In the material below, the lines containing the word "date" are required; copy each of them.

[Dataset excerpts]
* * * * * * *

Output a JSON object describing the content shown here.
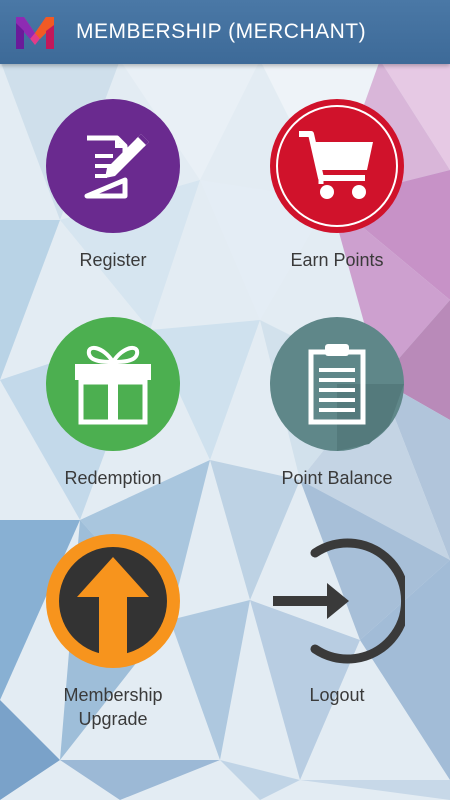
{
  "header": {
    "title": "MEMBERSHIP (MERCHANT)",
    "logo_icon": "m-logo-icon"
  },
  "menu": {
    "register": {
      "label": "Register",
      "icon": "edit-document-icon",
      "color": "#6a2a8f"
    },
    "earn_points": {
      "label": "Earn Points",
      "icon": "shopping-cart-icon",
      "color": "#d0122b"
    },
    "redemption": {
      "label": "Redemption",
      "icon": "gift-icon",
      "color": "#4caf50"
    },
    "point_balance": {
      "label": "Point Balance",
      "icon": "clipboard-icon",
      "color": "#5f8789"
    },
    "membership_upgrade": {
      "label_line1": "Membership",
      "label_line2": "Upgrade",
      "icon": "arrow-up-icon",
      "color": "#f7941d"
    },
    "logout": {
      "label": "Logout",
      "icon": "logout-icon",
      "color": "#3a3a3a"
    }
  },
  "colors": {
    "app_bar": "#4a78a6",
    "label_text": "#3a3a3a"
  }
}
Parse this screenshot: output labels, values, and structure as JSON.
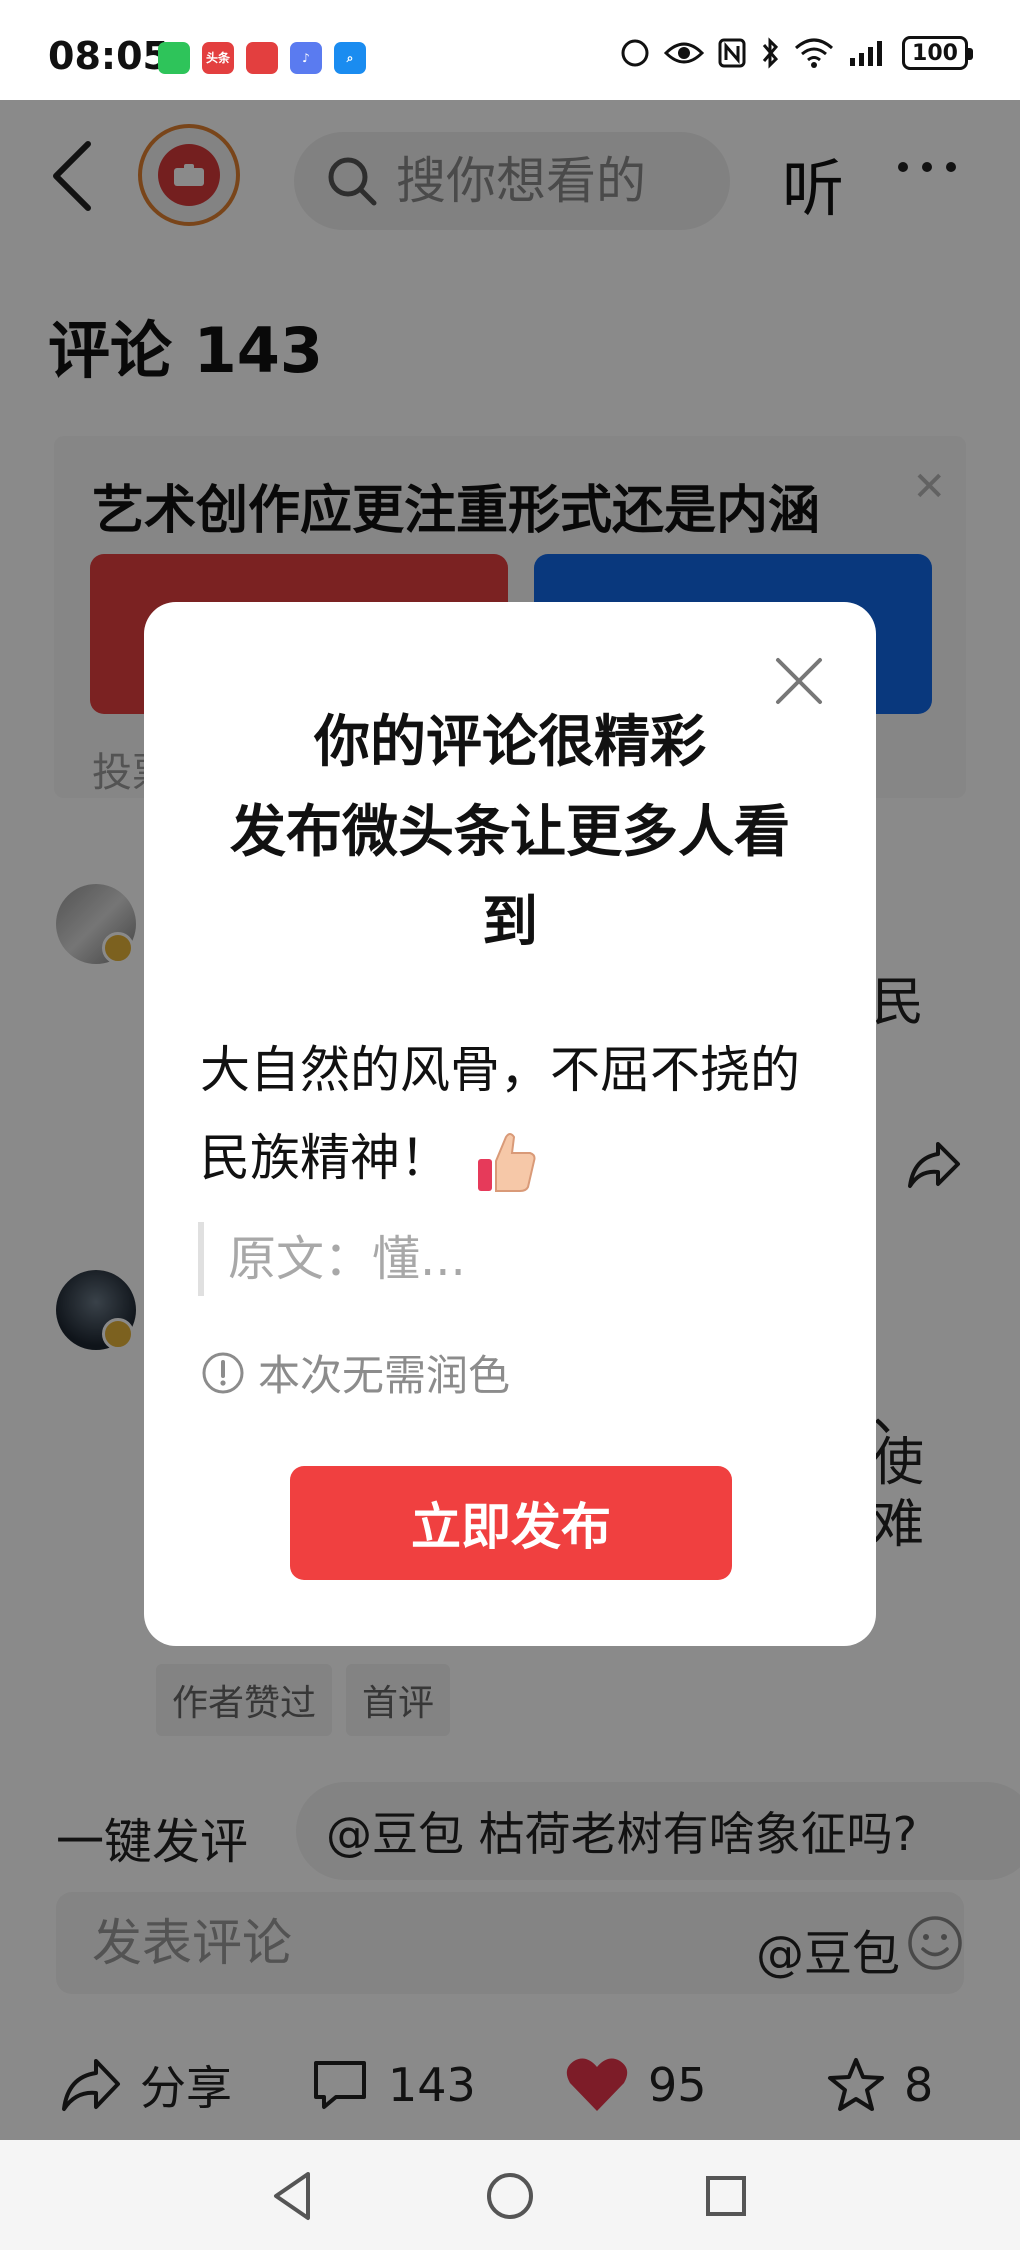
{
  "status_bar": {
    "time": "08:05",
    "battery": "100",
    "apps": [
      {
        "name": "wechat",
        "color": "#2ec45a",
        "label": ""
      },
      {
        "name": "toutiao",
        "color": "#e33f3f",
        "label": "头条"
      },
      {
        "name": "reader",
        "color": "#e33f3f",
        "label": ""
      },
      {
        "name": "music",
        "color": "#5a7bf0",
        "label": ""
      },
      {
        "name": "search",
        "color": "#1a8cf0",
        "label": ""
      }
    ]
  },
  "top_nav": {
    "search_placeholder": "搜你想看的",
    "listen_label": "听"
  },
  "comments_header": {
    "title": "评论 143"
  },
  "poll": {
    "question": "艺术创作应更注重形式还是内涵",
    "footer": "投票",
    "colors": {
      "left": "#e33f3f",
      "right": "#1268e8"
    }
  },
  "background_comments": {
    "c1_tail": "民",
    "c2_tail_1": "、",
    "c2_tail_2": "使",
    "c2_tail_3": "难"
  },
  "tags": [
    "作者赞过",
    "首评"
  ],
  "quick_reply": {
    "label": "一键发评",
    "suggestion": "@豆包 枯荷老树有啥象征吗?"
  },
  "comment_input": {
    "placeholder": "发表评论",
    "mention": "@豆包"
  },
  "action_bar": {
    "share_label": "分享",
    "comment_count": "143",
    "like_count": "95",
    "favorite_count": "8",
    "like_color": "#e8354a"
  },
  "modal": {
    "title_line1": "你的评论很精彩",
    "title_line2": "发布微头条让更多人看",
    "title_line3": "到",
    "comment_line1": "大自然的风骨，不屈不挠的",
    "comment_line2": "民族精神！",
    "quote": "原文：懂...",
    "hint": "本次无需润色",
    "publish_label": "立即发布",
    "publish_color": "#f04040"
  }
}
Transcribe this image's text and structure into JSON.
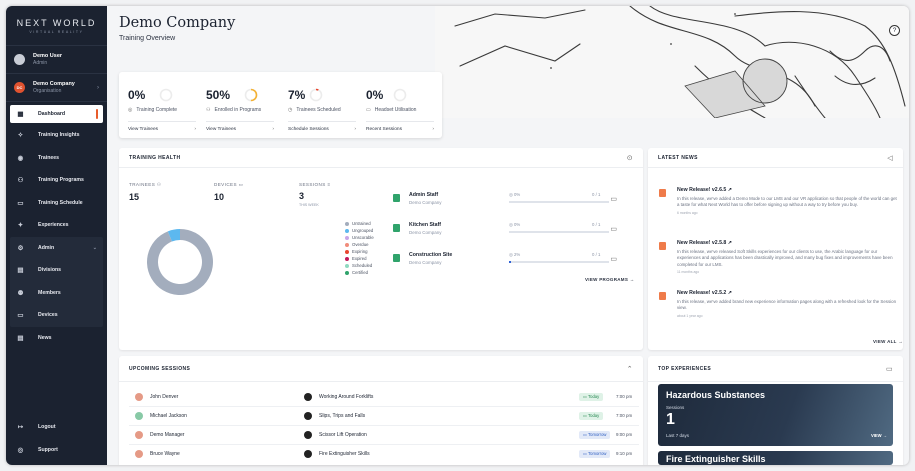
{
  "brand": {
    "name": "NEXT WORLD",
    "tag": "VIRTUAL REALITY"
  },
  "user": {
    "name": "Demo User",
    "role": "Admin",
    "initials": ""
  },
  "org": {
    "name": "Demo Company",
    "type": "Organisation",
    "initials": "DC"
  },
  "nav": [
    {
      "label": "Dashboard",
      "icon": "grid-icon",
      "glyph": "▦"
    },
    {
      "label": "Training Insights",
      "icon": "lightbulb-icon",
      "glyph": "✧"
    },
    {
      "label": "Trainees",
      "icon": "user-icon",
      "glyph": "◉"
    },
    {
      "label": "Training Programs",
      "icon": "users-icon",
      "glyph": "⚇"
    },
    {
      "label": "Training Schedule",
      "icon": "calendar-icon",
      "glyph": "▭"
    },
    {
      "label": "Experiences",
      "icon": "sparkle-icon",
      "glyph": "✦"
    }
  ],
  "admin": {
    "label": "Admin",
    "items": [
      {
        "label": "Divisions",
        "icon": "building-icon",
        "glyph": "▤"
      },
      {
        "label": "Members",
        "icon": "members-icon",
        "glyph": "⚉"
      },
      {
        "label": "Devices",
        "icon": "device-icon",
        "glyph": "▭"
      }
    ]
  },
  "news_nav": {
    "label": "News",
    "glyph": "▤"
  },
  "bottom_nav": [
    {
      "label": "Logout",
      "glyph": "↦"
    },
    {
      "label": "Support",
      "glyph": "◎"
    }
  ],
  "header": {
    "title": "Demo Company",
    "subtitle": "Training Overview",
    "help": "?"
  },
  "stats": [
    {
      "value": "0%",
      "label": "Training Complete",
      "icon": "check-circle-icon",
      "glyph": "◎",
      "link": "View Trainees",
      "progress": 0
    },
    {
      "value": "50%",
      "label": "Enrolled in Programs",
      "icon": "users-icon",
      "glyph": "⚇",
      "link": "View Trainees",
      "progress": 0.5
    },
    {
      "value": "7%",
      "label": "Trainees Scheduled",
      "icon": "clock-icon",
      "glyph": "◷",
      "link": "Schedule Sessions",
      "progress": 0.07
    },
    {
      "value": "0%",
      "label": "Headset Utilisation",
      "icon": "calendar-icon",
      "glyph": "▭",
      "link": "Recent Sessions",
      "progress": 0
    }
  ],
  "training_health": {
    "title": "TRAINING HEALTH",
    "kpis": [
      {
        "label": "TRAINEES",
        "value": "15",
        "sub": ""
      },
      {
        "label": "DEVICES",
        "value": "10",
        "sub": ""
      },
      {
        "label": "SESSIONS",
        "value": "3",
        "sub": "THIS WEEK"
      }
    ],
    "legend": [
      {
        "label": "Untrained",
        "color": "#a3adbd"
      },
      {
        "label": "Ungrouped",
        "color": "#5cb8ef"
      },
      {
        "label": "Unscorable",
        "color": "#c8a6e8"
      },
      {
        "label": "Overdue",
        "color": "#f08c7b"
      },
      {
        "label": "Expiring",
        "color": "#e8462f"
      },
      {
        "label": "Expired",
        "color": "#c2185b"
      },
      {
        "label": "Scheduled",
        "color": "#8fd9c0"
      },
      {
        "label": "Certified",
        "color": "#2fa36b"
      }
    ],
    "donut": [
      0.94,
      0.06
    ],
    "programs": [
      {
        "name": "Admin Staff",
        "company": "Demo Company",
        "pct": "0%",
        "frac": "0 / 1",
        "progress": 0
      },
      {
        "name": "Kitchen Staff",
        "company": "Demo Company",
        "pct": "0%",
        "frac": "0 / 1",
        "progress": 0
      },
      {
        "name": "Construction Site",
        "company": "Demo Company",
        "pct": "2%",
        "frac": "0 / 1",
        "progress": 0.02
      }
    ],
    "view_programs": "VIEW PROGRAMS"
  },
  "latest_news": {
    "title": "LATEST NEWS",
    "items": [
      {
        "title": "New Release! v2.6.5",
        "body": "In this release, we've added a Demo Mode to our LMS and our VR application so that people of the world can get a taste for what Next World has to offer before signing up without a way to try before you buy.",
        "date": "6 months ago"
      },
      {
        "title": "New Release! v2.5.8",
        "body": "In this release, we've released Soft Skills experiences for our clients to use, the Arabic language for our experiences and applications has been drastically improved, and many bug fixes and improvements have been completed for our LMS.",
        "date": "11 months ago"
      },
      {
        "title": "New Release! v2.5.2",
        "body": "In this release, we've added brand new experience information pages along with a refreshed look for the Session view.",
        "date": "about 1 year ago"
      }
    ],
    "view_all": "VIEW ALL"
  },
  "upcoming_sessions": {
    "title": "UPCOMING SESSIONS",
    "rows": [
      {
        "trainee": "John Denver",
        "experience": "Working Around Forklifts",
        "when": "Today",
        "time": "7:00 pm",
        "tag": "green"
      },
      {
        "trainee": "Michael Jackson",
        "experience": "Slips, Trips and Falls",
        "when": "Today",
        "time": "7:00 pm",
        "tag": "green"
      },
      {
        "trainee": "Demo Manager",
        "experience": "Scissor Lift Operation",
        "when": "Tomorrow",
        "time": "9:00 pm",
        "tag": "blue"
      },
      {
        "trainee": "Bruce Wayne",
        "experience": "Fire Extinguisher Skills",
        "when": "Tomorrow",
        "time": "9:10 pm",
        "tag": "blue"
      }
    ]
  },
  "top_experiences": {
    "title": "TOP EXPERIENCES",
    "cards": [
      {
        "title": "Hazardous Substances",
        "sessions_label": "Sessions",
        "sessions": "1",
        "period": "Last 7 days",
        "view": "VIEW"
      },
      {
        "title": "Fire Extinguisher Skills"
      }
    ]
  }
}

* * * * * * *

**Exercise solution:**
        "date": "6 months ago"
        "date": "11 months ago"
        "date": "about 1 year ago"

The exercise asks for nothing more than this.